▶ _Task prompt_:
Without the images, print all the entries below exactly as given.
===== Dataset excerpts =====
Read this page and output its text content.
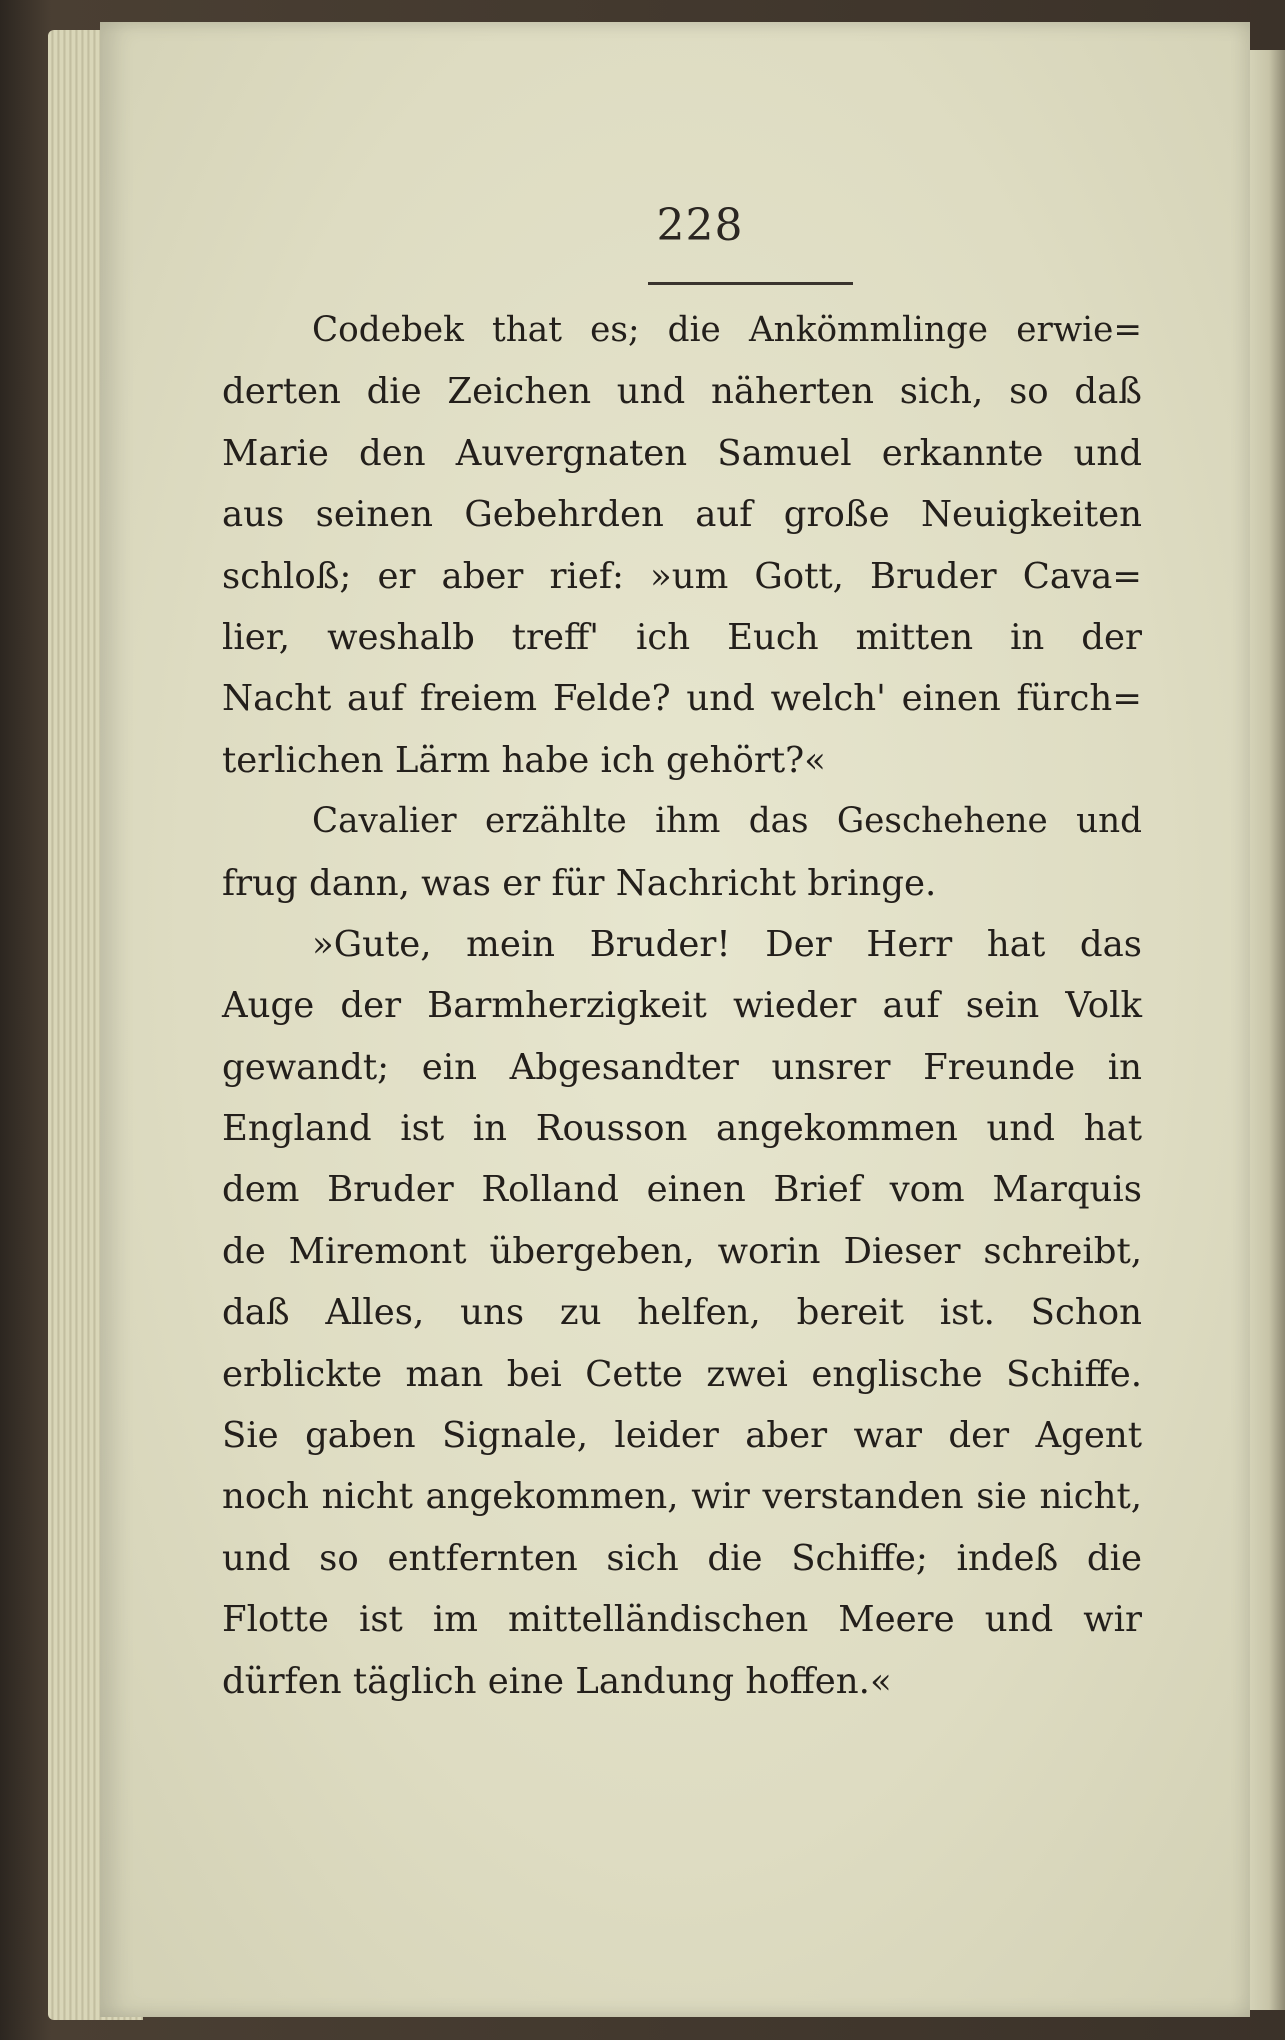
228
Codebek that es; die Ankömmlinge erwie=
derten die Zeichen und näherten sich, so daß
Marie den Auvergnaten Samuel erkannte und
aus seinen Gebehrden auf große Neuigkeiten
schloß; er aber rief: »um Gott, Bruder Cava=
lier, weshalb treff' ich Euch mitten in der
Nacht auf freiem Felde? und welch' einen fürch=
terlichen Lärm habe ich gehört?«
Cavalier erzählte ihm das Geschehene und
frug dann, was er für Nachricht bringe.
»Gute, mein Bruder! Der Herr hat das
Auge der Barmherzigkeit wieder auf sein Volk
gewandt; ein Abgesandter unsrer Freunde in
England ist in Rousson angekommen und hat
dem Bruder Rolland einen Brief vom Marquis
de Miremont übergeben, worin Dieser schreibt,
daß Alles, uns zu helfen, bereit ist. Schon
erblickte man bei Cette zwei englische Schiffe.
Sie gaben Signale, leider aber war der Agent
noch nicht angekommen, wir verstanden sie nicht,
und so entfernten sich die Schiffe; indeß die
Flotte ist im mittelländischen Meere und wir
dürfen täglich eine Landung hoffen.«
=====
▶ _Response_:
Read this page and output its text content.
228
Codebek that es; die Ankömmlinge erwie=
derten die Zeichen und näherten sich, so daß
Marie den Auvergnaten Samuel erkannte und
aus seinen Gebehrden auf große Neuigkeiten
schloß; er aber rief: »um Gott, Bruder Cava=
lier, weshalb treff' ich Euch mitten in der
Nacht auf freiem Felde? und welch' einen fürch=
terlichen Lärm habe ich gehört?«
Cavalier erzählte ihm das Geschehene und
frug dann, was er für Nachricht bringe.
»Gute, mein Bruder! Der Herr hat das
Auge der Barmherzigkeit wieder auf sein Volk
gewandt; ein Abgesandter unsrer Freunde in
England ist in Rousson angekommen und hat
dem Bruder Rolland einen Brief vom Marquis
de Miremont übergeben, worin Dieser schreibt,
daß Alles, uns zu helfen, bereit ist. Schon
erblickte man bei Cette zwei englische Schiffe.
Sie gaben Signale, leider aber war der Agent
noch nicht angekommen, wir verstanden sie nicht,
und so entfernten sich die Schiffe; indeß die
Flotte ist im mittelländischen Meere und wir
dürfen täglich eine Landung hoffen.«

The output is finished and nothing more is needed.